↓

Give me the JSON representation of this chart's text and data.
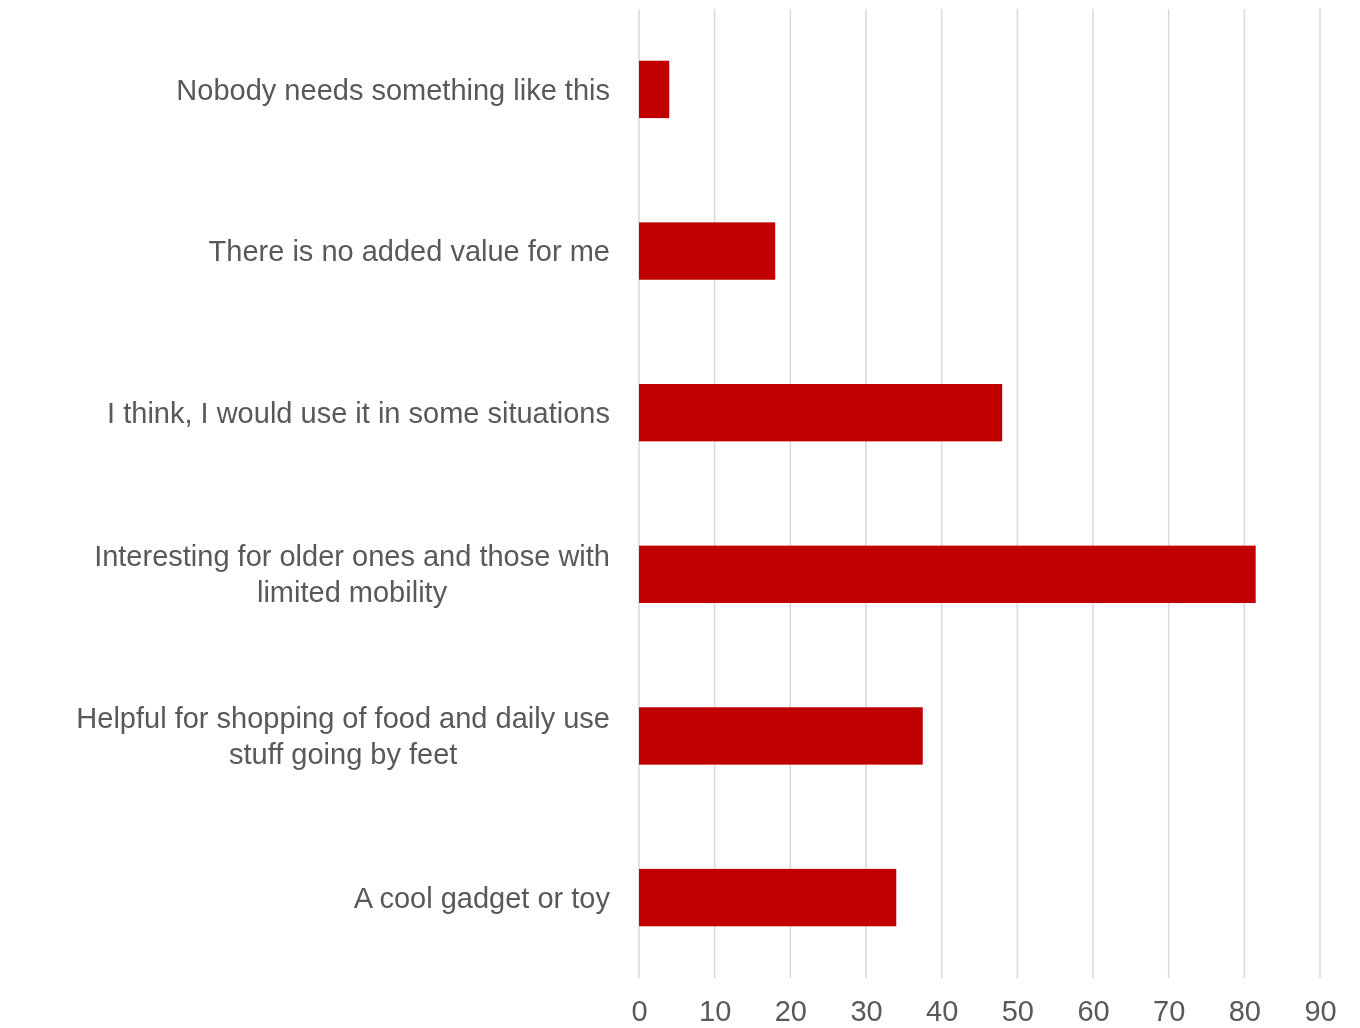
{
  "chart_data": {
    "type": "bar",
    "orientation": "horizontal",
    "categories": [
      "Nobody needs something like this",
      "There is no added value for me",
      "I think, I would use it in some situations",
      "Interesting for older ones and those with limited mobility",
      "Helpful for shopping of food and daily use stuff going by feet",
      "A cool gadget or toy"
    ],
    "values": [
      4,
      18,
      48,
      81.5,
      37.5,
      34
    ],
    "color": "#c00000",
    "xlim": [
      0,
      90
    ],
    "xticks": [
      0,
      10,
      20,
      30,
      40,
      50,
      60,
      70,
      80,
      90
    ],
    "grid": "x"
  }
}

↑
↓

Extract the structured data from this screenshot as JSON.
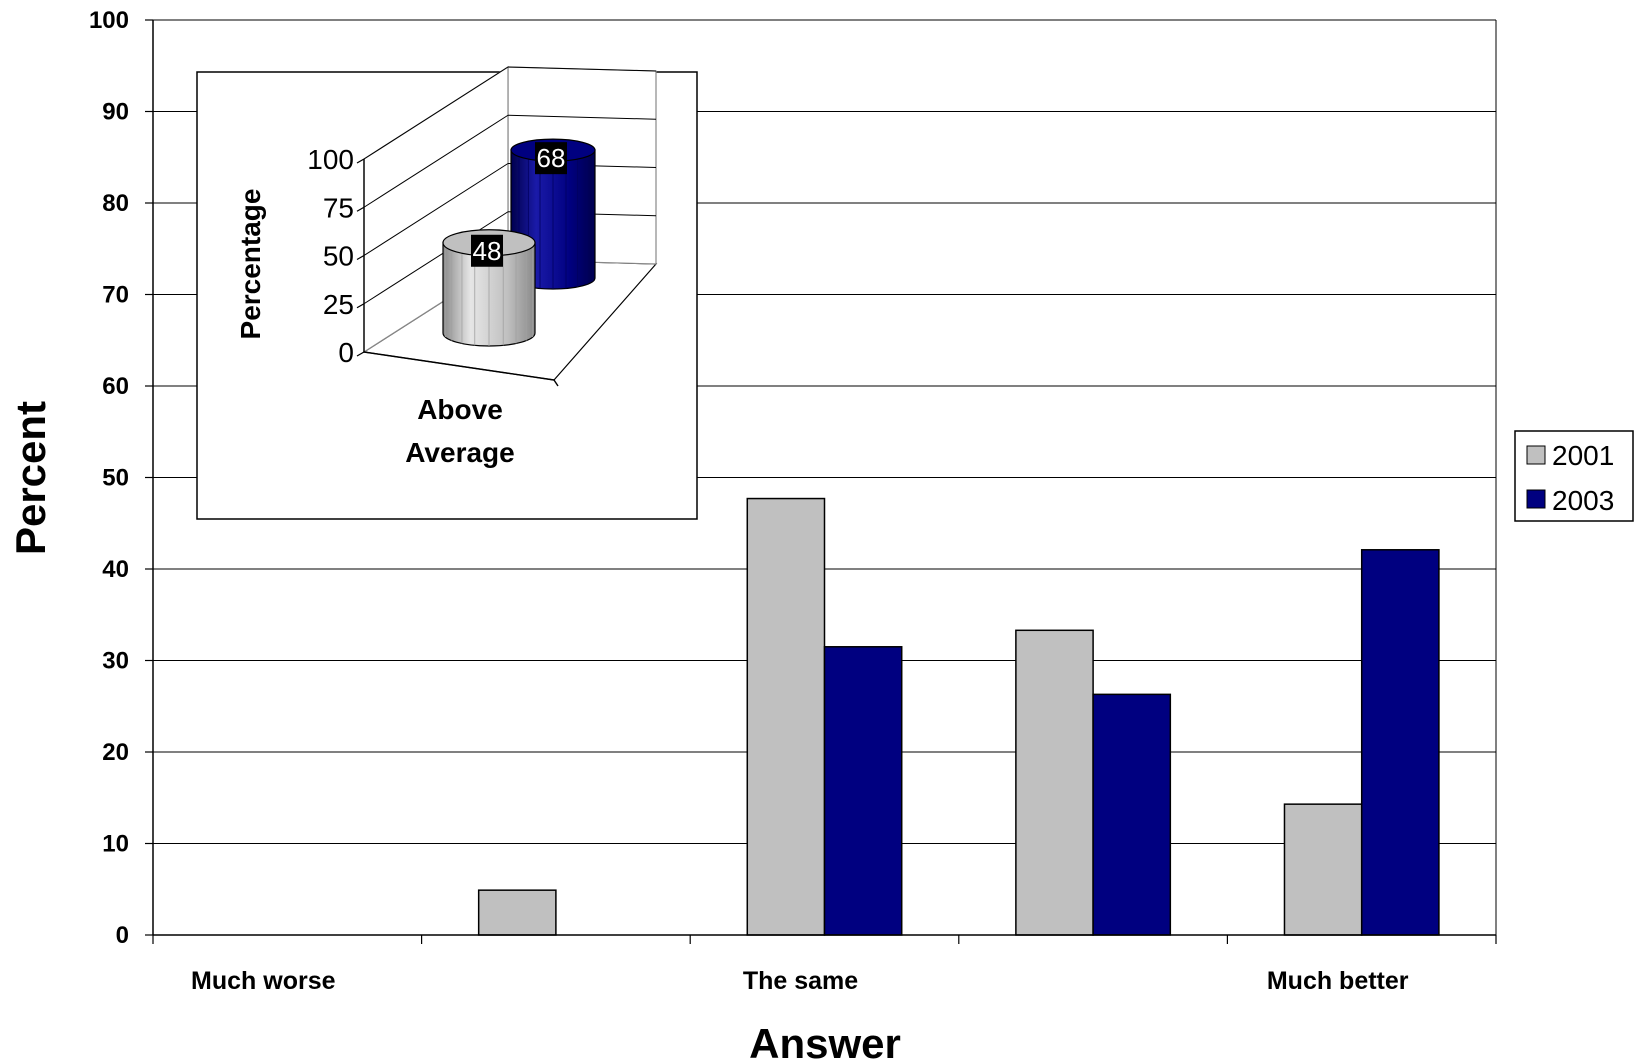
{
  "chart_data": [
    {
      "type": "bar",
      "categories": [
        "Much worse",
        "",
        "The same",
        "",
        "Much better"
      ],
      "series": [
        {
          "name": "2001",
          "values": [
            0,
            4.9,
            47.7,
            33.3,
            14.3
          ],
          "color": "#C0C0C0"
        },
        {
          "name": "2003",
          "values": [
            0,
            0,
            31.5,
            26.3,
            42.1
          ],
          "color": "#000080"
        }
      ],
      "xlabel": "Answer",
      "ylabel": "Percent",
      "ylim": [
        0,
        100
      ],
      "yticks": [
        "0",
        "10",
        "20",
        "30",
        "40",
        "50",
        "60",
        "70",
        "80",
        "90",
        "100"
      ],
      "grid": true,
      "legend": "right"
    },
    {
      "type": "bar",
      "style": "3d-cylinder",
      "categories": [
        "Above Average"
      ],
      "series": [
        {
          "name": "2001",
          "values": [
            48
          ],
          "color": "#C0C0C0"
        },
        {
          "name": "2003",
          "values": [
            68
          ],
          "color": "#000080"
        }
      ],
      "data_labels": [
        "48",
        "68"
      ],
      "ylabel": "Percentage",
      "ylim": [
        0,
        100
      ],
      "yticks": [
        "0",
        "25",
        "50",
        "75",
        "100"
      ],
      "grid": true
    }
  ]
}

↑

→ **Exercise prompt**
Report only the count of lines that include the string "this".

→ **Worked answer**
3